▶ Material for this task
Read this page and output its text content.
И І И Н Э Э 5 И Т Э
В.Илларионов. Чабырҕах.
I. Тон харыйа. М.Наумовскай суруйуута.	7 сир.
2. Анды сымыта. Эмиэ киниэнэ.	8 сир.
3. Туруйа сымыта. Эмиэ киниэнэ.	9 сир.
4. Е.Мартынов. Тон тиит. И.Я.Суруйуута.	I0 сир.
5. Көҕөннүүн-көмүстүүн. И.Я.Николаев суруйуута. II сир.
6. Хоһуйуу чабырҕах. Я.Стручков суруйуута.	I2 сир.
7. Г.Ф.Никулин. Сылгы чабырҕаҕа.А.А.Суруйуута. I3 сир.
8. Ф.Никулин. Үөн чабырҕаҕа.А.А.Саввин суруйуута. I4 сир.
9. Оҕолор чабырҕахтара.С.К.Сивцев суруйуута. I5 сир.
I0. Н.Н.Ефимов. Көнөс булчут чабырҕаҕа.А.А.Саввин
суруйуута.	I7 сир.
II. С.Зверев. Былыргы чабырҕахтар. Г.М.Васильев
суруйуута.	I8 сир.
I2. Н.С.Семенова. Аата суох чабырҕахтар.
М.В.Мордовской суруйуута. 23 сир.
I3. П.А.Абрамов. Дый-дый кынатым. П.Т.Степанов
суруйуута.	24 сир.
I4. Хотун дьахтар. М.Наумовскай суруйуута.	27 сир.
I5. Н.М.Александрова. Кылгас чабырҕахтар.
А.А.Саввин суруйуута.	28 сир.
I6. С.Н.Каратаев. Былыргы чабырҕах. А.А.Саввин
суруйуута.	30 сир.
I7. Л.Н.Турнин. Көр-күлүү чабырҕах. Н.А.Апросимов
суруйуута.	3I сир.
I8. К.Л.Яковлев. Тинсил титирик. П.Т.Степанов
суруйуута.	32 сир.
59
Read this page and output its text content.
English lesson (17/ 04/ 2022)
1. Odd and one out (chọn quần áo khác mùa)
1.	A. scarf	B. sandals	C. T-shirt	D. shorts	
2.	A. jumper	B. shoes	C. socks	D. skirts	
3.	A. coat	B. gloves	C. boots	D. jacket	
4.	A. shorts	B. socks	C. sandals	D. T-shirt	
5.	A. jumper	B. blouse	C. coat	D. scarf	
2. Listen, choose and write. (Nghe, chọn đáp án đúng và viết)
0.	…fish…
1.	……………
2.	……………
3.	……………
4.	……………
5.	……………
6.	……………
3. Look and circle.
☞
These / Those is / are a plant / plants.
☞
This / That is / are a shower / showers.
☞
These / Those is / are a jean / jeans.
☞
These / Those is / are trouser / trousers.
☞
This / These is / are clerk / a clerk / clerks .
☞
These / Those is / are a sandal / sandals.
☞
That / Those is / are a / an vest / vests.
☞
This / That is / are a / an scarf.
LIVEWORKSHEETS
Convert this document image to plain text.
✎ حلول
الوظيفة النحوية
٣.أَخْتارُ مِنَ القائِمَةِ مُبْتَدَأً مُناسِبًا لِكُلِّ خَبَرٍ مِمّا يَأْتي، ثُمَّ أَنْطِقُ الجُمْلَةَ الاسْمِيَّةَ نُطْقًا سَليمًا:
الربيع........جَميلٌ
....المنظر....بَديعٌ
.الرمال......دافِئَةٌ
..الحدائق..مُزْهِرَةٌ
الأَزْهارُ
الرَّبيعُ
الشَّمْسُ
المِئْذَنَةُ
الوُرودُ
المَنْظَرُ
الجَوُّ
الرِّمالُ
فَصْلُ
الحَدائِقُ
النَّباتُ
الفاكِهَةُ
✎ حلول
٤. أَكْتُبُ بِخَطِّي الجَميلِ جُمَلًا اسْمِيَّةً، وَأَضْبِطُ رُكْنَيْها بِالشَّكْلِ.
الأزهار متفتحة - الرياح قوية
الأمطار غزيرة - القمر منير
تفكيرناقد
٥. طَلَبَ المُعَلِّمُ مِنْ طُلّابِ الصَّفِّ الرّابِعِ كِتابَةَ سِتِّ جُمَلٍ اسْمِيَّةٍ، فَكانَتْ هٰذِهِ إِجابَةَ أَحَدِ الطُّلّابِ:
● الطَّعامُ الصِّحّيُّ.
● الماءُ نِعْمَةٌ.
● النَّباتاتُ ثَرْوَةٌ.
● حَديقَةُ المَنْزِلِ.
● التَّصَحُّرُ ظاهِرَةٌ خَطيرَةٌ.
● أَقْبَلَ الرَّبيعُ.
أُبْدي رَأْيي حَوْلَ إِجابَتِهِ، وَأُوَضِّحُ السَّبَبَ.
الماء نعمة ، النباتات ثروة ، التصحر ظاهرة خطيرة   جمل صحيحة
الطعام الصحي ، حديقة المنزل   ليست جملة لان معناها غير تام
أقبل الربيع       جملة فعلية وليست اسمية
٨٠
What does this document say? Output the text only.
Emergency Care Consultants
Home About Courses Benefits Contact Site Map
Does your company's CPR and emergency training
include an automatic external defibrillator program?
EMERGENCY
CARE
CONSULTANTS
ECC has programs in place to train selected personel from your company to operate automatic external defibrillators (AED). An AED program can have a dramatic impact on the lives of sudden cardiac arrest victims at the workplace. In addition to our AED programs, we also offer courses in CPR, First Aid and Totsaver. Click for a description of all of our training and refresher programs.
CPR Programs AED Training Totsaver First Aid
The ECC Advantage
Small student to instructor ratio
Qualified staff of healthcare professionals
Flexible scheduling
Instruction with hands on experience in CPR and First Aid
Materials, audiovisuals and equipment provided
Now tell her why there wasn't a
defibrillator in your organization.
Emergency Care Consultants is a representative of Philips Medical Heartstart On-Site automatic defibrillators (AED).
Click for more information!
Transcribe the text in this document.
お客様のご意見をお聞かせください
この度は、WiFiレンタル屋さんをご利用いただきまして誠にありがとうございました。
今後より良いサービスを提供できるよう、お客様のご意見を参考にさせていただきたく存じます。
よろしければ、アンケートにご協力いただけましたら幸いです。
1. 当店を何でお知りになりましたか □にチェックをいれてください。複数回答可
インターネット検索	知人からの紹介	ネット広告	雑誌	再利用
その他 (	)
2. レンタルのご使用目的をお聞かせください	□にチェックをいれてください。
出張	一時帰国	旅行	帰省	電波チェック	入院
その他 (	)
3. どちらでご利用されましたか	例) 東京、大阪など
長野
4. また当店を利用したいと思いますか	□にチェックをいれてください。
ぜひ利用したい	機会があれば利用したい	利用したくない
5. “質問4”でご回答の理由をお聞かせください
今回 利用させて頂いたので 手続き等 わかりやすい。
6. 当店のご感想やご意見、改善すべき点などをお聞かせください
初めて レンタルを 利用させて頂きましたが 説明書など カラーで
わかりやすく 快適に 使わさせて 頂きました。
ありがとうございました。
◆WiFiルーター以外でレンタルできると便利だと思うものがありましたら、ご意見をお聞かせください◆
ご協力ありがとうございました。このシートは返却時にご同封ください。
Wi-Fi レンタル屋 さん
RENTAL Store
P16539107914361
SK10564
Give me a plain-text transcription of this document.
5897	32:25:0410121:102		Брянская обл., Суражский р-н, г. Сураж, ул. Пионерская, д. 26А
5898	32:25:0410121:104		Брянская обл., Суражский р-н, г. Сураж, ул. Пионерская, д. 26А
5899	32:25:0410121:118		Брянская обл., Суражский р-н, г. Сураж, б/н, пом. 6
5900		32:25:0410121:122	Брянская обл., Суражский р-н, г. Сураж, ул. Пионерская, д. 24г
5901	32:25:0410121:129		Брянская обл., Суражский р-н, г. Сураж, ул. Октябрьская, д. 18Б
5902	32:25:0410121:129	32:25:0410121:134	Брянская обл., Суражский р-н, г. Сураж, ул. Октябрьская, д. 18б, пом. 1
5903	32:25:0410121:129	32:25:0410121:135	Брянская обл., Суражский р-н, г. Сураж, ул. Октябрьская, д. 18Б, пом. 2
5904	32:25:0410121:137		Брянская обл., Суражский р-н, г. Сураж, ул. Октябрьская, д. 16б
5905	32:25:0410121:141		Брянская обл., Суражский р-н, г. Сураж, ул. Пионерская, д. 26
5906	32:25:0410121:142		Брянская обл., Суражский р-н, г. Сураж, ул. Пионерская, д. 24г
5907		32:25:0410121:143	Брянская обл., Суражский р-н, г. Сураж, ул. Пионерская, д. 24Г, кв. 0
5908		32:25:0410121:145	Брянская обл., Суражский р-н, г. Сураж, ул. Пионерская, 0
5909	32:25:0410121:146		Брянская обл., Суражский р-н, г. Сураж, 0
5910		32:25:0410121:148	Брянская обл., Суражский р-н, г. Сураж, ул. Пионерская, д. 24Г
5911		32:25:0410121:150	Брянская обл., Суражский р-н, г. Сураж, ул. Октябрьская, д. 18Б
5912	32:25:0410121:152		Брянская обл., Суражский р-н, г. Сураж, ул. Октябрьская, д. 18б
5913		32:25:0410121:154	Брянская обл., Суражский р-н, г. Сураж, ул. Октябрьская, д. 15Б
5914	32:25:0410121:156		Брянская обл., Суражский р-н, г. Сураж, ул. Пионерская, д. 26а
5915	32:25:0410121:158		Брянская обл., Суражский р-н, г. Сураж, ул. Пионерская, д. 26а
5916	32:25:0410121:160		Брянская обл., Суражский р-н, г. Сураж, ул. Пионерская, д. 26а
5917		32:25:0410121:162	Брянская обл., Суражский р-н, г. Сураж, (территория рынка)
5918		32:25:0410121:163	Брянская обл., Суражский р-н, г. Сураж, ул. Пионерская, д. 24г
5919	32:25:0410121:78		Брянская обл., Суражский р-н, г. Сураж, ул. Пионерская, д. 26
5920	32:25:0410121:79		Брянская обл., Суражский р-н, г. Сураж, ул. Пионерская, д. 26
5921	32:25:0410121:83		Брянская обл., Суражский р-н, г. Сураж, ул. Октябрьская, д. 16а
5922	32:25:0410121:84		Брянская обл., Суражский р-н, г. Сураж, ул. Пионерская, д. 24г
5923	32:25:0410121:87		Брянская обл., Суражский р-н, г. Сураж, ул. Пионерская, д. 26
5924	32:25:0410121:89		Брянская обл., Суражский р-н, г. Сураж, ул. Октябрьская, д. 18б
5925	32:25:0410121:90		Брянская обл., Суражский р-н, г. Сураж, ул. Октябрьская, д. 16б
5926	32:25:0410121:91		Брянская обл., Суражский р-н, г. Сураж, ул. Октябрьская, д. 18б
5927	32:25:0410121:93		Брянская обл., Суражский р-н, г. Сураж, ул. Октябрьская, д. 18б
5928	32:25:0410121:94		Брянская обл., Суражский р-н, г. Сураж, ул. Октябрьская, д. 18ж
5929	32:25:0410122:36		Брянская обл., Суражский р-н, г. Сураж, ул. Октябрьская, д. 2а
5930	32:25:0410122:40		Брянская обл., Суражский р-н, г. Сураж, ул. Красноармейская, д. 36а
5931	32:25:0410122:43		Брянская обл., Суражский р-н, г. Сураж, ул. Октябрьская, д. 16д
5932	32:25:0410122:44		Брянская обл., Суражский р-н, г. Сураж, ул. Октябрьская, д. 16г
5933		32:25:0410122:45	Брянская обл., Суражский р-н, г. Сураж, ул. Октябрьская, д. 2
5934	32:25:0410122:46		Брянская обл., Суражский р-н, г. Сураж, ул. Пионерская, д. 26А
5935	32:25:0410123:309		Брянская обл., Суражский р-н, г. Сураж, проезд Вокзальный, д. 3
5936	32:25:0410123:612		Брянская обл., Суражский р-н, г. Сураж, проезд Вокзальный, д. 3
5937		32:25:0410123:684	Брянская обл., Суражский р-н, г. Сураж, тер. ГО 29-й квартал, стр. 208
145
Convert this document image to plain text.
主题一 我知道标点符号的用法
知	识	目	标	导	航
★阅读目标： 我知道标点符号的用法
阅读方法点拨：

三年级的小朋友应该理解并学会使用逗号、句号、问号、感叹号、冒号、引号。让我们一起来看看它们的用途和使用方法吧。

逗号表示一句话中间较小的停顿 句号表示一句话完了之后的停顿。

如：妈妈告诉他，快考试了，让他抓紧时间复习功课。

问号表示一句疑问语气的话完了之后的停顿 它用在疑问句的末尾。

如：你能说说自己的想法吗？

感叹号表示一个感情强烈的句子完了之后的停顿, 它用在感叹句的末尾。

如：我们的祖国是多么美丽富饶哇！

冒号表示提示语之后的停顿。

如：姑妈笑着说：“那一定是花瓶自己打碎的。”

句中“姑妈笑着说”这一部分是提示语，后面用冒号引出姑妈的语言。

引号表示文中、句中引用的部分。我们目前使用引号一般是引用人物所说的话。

▶ What is expected
Every line above that contains the word "Вокзальный" should be reported.

▶ Final result
5935	32:25:0410123:309		Брянская обл., Суражский р-н, г. Сураж, проезд Вокзальный, д. 3
5936	32:25:0410123:612		Брянская обл., Суражский р-н, г. Сураж, проезд Вокзальный, д. 3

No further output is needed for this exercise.